_Aim_
Gather from the material every line that contains the string "piControl".

=== Data extract ===

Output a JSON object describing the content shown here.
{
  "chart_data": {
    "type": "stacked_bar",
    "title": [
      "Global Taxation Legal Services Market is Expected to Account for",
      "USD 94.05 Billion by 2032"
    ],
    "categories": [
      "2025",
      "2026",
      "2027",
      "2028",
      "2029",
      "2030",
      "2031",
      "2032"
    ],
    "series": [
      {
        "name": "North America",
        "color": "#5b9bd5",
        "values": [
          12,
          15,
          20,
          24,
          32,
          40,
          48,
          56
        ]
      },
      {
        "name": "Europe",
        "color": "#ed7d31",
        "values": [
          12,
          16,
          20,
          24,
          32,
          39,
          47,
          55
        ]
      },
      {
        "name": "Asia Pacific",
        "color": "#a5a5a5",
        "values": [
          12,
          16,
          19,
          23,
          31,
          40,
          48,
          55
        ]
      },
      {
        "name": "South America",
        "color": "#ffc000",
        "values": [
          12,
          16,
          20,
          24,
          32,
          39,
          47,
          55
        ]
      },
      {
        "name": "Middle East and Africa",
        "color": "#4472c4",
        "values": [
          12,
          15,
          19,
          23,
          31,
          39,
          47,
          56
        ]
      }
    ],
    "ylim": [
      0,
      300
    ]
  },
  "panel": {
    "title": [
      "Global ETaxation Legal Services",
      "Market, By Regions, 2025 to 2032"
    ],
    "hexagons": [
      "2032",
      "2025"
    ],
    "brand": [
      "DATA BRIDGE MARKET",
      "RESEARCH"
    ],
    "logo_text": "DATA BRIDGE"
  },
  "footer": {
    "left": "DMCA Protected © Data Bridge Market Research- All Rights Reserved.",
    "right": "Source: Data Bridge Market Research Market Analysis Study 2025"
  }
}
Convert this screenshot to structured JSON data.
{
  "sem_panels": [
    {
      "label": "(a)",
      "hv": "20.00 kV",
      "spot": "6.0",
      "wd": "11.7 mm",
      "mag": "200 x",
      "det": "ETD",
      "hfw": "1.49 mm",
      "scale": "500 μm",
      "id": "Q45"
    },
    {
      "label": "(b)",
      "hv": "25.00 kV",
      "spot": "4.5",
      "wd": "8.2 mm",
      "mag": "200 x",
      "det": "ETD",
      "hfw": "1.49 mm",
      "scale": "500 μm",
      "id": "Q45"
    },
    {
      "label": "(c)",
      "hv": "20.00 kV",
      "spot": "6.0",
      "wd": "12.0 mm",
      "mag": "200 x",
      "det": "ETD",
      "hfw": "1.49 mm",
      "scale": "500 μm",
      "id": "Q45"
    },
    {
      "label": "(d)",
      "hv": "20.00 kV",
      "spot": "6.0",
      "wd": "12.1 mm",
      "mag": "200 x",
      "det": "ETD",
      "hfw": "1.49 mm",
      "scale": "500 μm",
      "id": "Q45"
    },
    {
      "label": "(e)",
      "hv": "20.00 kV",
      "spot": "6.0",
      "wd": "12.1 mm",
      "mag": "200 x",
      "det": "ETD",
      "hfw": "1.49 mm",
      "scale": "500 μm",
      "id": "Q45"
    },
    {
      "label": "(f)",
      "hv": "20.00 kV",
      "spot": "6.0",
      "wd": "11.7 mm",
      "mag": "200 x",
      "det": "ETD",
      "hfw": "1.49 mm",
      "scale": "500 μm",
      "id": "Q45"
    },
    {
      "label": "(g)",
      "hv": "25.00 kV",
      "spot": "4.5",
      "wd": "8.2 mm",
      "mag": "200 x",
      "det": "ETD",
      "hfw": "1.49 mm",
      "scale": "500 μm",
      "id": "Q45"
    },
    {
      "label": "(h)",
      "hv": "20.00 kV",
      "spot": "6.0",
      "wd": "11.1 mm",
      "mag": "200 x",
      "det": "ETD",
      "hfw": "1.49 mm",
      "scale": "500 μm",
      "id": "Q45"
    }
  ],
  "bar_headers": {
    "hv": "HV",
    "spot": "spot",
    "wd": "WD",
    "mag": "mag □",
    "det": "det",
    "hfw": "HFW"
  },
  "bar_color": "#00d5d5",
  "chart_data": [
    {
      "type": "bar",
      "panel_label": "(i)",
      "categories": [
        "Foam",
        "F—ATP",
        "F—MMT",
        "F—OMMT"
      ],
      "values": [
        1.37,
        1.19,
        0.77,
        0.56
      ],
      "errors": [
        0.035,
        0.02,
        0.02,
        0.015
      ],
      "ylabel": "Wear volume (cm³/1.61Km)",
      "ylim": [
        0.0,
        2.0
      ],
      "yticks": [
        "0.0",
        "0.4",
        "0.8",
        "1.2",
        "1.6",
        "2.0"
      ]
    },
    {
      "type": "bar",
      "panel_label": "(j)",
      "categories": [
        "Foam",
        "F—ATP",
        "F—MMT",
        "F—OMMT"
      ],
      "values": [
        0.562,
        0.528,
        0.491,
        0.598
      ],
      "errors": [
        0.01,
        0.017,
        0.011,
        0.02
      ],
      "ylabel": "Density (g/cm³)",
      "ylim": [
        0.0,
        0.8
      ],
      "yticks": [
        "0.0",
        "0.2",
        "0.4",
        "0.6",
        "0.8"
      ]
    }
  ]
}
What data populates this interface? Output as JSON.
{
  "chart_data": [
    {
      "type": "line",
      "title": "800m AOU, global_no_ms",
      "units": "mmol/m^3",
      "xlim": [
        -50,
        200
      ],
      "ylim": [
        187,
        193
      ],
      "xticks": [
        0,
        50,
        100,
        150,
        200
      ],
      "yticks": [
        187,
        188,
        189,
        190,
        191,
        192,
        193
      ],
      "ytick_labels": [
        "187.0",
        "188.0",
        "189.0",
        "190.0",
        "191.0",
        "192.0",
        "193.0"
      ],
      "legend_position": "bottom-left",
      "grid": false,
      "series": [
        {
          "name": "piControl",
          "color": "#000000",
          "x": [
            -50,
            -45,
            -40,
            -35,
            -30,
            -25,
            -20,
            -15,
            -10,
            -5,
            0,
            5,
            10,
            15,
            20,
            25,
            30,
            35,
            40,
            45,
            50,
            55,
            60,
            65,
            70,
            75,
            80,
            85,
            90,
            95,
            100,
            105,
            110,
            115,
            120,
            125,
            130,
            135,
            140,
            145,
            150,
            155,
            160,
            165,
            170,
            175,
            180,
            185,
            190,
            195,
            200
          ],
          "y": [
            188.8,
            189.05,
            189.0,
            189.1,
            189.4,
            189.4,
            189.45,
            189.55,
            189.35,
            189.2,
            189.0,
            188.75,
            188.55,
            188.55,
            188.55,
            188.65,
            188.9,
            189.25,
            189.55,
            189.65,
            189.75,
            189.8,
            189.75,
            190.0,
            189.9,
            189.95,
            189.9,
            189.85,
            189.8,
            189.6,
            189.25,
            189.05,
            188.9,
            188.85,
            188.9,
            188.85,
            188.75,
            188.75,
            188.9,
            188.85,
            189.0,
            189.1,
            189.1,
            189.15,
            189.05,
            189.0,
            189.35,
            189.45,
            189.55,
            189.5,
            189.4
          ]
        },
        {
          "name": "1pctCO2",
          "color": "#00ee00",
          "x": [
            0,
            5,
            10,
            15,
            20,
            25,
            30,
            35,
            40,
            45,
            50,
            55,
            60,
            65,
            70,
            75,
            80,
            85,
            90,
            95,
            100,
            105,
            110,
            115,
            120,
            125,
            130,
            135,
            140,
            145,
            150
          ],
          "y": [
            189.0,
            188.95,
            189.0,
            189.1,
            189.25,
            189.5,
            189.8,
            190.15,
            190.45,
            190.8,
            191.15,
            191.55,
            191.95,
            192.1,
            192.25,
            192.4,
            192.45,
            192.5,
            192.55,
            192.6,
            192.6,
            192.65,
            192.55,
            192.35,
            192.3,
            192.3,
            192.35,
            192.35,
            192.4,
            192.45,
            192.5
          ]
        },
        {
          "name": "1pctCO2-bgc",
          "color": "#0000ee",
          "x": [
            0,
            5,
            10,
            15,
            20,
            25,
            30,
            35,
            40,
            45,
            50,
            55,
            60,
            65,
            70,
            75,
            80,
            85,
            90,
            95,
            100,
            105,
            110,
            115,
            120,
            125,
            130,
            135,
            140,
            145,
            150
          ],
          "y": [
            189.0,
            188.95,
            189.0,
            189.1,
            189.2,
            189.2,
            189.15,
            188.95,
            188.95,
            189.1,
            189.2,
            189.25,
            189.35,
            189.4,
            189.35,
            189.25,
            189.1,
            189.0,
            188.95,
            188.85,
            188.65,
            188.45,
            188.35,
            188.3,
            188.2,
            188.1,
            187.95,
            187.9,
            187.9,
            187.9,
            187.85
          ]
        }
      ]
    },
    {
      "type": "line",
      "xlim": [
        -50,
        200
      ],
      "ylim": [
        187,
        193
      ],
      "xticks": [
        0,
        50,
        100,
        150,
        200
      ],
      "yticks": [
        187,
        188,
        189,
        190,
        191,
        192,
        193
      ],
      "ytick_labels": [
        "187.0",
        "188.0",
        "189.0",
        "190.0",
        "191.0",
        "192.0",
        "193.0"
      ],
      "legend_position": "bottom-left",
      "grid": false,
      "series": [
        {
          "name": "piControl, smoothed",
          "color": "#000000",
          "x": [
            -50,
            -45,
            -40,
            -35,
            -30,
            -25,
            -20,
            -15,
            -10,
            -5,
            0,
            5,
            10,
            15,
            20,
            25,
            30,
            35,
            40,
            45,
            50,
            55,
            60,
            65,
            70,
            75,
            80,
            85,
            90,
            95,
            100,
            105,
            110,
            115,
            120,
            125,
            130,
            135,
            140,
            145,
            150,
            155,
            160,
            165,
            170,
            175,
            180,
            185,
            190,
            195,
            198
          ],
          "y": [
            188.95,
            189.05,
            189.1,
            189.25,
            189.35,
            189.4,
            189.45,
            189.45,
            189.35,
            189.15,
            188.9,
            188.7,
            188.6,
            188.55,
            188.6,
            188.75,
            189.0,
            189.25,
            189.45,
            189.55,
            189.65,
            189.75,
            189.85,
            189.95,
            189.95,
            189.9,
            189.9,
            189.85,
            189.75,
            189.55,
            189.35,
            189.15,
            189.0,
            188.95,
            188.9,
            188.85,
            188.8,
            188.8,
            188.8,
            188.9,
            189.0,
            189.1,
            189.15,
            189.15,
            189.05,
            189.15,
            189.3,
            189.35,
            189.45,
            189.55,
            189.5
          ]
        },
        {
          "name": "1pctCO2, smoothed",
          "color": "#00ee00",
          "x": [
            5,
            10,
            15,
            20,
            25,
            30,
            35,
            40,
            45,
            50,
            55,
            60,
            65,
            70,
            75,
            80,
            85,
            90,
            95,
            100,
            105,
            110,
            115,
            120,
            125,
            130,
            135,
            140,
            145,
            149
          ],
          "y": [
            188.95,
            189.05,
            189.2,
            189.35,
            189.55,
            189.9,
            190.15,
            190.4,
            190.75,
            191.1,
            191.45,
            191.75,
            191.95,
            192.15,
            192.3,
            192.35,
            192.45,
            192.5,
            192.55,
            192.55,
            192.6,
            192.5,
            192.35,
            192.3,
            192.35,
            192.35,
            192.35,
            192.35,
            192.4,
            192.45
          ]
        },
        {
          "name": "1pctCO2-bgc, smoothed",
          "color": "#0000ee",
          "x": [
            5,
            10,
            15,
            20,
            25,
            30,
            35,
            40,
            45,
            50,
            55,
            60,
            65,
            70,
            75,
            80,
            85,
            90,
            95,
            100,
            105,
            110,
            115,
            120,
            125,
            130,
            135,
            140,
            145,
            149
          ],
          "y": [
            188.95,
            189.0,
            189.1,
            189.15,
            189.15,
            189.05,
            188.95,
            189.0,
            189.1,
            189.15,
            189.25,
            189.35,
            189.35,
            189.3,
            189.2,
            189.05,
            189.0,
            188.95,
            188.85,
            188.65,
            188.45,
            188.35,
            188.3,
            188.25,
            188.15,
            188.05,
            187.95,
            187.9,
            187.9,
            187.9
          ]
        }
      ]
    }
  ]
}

===

_Response for this exercise_
          "name": "piControl",
          "name": "piControl, smoothed",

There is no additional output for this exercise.